---------- RECORD EXTRACTS

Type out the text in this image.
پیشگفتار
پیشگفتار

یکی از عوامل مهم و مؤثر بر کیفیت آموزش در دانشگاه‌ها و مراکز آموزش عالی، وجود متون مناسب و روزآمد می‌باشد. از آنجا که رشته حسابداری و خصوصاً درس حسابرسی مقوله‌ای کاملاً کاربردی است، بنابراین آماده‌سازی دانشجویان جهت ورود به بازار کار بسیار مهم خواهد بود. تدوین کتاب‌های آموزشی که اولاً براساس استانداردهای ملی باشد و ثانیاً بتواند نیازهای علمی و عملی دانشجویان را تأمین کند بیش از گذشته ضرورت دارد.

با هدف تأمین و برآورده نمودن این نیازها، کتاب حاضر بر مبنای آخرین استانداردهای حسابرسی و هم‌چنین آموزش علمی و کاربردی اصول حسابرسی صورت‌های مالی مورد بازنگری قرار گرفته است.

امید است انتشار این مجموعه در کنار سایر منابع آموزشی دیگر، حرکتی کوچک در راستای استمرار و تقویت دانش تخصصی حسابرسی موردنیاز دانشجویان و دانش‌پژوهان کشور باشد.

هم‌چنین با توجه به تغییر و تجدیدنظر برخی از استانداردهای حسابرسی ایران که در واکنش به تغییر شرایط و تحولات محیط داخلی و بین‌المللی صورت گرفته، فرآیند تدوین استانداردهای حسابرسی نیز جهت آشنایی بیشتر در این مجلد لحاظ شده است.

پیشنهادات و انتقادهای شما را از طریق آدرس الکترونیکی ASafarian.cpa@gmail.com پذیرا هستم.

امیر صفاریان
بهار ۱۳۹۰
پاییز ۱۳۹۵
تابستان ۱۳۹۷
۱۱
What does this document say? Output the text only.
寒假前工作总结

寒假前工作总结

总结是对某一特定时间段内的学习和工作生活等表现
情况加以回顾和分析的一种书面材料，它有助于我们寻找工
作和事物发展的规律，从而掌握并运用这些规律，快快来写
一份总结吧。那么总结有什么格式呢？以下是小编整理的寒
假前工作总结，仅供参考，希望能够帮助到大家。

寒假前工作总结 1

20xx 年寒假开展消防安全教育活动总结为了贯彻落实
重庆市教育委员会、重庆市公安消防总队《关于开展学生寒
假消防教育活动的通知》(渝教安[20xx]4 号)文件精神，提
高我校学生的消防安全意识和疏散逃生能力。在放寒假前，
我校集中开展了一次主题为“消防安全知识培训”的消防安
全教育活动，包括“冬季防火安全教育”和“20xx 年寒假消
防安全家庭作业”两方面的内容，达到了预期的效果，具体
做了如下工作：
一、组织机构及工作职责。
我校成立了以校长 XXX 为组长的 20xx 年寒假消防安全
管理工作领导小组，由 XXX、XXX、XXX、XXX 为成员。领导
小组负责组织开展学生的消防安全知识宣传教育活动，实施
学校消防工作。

--------------------

Show the lines of the records that include the string "this".

- SOLUTION:
Type out the text in this image.
What does this document say? Output the text only.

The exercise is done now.